● **EXTRACT PROVIDED**

####

I seriously believe it's people like the New (and old) Black Panthers and even Al Sharpton and Jesse Jackson Sr. to a large extent who continue to perpetuate the myth of black inferiority. They're the ones who claim that blacks apparently can't make lives for themselves, are incapable of raising their own families, succeeding at business and other initiatives without the support and assistance of whites -- or of whatever "ruling class" straw man they create. These are the people who, nowadays, continue to teach blacks (and others) to accept their status as "victims" and petition to whites -- or someone -- for aid and mercy.  It's people like the New Black Panthers, Al Sharpton, and Jesse Jackson Sr. who've made a profession for themselves by capitalizing on this msery.

Personally, I don't buy any sort of racism -- from whites or blacks or anyone else. The New Black Panthers --  according to that sociopath with the billy club in Philadelphia -- seem to believe that now, with a black man in the White House, it's time to enslave whites. But this only indicates that they want to perpetuate a slave system of some kind. They don't believe in individual freedom, they still want governmental oppression. They're only arguing about who gets to be in charge.

####

● **WORK TO DO**
a: Rewrite everything in the opinion piece from "I seriously believe" down to "on this msery.", putting "career" wherever "profession" appears.
b: For each statement, answer yes or no according to the opinion piece, and quote the words that decide it. (i) The writer accepts racism when it comes from some groups. (ii) The writer says the New Black Panthers do not believe in individual freedom.
c: In the opinion piece, what does the writer say the New Black Panthers are only arguing about?

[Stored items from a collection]
####

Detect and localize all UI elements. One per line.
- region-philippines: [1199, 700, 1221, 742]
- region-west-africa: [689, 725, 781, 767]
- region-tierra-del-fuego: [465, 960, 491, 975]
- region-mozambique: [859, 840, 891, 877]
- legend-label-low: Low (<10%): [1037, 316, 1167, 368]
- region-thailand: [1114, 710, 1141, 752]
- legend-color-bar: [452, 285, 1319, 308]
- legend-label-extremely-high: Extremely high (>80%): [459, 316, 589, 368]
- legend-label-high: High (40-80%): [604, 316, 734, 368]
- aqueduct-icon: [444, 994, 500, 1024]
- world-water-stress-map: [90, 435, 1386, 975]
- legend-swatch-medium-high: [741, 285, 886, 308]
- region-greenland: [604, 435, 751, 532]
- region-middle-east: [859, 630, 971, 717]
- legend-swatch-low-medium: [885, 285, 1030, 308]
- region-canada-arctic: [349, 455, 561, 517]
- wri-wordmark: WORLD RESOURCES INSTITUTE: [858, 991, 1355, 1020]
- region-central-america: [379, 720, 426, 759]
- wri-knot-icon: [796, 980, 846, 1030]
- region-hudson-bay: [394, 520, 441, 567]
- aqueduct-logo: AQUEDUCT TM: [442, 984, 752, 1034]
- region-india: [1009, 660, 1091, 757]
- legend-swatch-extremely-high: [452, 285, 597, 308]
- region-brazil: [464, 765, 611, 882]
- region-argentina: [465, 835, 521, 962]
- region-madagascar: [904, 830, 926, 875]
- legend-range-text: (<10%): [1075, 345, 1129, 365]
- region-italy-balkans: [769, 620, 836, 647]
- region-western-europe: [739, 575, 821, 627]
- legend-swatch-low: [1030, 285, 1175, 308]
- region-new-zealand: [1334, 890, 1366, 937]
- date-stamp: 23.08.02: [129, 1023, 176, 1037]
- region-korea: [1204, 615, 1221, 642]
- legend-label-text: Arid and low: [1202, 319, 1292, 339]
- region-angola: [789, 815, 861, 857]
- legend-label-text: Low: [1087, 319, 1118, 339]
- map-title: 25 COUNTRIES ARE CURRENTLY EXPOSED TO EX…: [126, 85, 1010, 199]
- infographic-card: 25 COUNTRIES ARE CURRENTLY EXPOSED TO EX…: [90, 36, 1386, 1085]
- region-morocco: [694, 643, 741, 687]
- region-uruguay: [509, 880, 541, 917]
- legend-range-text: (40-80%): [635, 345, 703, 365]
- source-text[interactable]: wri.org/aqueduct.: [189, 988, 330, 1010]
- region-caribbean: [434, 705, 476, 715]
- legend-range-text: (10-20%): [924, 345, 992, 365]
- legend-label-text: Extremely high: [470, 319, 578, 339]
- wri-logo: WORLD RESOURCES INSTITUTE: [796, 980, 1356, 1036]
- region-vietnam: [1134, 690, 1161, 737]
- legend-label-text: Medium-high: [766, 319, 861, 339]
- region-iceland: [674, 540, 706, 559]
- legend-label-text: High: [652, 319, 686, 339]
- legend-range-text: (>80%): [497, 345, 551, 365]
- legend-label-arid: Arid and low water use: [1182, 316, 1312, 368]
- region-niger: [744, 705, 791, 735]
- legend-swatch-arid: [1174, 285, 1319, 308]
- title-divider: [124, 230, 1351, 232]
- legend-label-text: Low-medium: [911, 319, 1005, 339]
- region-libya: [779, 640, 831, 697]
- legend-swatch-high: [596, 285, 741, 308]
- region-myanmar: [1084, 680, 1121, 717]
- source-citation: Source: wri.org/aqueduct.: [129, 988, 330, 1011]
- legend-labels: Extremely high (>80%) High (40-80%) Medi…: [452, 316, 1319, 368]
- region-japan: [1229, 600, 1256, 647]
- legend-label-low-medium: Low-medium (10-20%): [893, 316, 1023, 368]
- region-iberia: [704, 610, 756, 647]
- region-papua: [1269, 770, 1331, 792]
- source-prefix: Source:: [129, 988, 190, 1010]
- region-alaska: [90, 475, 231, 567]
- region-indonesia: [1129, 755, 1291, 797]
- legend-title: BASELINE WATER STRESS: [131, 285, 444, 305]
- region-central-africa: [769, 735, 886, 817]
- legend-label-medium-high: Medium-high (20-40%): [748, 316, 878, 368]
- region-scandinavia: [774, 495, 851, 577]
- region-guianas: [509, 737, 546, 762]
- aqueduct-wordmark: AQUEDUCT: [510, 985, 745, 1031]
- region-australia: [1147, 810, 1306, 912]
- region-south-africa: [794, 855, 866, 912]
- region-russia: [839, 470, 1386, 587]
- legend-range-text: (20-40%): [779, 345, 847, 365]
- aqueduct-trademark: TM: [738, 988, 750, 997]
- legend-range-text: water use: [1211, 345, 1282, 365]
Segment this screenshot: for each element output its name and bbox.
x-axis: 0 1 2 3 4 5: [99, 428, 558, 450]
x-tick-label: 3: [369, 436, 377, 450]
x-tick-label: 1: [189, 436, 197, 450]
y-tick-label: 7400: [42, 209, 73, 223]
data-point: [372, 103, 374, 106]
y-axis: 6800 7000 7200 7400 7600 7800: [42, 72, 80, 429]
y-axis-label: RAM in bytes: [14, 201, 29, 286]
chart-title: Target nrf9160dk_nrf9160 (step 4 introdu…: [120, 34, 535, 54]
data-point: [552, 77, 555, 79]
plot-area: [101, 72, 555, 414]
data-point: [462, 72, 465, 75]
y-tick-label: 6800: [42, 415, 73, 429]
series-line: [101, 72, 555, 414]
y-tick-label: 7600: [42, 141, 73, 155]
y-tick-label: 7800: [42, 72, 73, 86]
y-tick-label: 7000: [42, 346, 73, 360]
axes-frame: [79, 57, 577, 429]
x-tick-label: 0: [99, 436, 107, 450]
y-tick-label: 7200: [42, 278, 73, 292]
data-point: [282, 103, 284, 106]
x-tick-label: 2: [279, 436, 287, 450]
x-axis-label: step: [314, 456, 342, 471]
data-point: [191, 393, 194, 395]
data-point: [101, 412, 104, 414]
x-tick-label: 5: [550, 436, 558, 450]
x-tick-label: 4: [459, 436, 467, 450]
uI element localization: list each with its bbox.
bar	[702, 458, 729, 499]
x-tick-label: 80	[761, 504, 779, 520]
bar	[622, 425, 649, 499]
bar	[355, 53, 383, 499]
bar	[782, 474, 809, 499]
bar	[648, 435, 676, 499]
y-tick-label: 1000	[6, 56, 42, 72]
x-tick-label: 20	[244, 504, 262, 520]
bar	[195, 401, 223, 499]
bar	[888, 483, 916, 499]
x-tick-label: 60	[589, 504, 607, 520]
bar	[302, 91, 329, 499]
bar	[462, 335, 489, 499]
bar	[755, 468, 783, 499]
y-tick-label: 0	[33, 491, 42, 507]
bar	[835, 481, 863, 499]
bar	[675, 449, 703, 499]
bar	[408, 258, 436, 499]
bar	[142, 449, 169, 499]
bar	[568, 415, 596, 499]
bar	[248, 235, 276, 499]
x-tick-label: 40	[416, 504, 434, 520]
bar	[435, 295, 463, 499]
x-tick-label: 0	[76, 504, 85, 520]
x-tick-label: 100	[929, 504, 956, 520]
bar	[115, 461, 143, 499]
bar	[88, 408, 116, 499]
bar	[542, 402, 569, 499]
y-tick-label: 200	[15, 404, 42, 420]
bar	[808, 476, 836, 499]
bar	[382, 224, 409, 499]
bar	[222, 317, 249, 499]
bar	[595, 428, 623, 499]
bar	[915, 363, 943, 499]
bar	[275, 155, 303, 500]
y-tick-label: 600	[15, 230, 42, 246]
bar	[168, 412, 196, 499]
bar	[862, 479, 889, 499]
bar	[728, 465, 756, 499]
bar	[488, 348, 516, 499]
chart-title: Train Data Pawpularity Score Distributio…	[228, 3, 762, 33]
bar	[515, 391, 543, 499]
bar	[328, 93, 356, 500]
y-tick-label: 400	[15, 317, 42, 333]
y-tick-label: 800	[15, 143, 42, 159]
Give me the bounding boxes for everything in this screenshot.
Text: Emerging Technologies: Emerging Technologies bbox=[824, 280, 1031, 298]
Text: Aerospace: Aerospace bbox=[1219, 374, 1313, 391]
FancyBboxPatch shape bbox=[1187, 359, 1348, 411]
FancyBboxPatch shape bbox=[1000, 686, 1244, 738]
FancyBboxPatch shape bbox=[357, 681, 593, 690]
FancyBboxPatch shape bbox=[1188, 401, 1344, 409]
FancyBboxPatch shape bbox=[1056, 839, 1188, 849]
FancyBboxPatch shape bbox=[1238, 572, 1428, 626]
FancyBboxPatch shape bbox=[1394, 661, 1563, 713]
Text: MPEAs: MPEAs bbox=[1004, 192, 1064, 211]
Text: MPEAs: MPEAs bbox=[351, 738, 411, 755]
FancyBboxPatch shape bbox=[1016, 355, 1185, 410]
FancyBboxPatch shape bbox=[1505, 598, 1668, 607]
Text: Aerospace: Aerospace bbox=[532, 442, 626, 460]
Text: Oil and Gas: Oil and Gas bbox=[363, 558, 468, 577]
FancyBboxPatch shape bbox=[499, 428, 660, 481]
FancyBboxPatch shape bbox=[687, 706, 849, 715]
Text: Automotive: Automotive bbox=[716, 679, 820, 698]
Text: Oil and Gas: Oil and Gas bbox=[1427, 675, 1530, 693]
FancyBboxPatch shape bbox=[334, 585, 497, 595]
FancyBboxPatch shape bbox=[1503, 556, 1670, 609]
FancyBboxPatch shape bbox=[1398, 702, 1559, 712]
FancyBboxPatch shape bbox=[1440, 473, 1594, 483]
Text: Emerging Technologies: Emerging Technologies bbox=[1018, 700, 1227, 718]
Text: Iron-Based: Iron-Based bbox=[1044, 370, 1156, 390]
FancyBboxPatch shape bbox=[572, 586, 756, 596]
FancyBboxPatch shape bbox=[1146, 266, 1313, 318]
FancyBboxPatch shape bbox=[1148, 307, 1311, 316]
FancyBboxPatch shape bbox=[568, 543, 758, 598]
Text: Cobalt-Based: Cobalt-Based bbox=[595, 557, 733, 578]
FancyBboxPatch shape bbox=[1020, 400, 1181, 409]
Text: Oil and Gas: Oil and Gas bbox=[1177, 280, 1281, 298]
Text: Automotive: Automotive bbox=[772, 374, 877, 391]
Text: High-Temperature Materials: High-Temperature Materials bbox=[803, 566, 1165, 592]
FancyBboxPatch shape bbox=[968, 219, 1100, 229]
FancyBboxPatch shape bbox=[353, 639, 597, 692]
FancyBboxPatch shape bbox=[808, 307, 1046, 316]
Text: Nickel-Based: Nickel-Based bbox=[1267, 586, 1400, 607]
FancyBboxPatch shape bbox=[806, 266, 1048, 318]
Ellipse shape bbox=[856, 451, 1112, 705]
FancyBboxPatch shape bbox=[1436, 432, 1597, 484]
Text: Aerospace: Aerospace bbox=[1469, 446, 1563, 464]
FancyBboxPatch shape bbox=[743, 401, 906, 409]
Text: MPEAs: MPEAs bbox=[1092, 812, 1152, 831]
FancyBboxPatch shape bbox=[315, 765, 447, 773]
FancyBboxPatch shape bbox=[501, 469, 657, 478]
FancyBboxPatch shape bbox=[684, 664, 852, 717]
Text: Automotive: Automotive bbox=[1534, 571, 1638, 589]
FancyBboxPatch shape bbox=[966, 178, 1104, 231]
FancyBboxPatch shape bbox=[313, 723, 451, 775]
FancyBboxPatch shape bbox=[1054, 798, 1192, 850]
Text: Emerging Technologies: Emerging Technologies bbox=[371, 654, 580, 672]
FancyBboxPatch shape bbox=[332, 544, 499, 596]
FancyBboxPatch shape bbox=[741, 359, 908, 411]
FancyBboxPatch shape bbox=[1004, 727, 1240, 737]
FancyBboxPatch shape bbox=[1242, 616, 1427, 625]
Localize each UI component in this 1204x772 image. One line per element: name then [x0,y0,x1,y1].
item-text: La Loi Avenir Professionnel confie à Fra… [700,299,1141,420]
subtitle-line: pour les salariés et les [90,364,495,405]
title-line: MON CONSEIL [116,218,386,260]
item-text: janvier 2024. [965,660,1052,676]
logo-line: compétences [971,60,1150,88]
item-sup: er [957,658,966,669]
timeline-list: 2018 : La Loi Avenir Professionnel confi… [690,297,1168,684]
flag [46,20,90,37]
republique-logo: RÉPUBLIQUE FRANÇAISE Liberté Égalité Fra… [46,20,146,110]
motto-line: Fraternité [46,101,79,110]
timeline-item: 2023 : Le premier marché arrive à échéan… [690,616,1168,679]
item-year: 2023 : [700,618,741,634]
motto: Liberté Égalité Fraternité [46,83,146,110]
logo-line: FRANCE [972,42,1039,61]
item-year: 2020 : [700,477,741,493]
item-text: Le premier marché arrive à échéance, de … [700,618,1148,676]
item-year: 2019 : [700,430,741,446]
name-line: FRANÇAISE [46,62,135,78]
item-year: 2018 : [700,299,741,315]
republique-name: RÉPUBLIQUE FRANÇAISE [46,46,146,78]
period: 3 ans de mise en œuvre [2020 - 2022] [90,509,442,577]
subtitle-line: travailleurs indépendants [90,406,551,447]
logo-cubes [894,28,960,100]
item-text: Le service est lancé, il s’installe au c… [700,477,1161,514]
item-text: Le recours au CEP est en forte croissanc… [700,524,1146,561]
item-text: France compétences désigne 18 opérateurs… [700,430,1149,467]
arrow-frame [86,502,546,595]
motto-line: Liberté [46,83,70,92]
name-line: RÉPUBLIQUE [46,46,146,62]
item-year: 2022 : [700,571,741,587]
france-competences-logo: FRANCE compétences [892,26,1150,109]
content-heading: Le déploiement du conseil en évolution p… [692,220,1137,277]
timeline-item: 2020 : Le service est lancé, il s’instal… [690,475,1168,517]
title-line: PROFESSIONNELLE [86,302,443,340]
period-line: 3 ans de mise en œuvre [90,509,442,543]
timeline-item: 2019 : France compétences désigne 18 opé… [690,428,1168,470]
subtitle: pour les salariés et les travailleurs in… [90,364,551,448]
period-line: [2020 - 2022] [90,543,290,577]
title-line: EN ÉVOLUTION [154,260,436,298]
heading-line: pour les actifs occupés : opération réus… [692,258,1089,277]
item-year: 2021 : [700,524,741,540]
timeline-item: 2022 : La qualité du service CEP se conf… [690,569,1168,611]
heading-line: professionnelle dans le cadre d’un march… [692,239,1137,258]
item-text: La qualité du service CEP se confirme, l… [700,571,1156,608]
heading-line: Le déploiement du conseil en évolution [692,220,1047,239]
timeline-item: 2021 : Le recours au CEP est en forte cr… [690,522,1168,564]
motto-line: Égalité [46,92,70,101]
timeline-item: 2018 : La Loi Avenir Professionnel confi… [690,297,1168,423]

####

● **RESPONSES BY TASK**
a:
I seriously believe it's people like the New (and old) Black Panthers and even Al Sharpton and Jesse Jackson Sr. to a large extent who continue to perpetuate the myth of black inferiority. They're the ones who claim that blacks apparently can't make lives for themselves, are incapable of raising their own families, succeeding at business and other initiatives without the support and assistance of whites -- or of whatever "ruling class" straw man they create. These are the people who, nowadays, continue to teach blacks (and others) to accept their status as "victims" and petition to whites -- or someone -- for aid and mercy.  It's people like the New Black Panthers, Al Sharpton, and Jesse Jackson Sr. who've made a career for themselves by capitalizing on this msery.

b:
(i) No: "Personally, I don't buy any sort of racism -- from whites or blacks or anyone else."
(ii) Yes: "They don't believe in individual freedom, they still want governmental oppression."

c: Who gets to be in charge.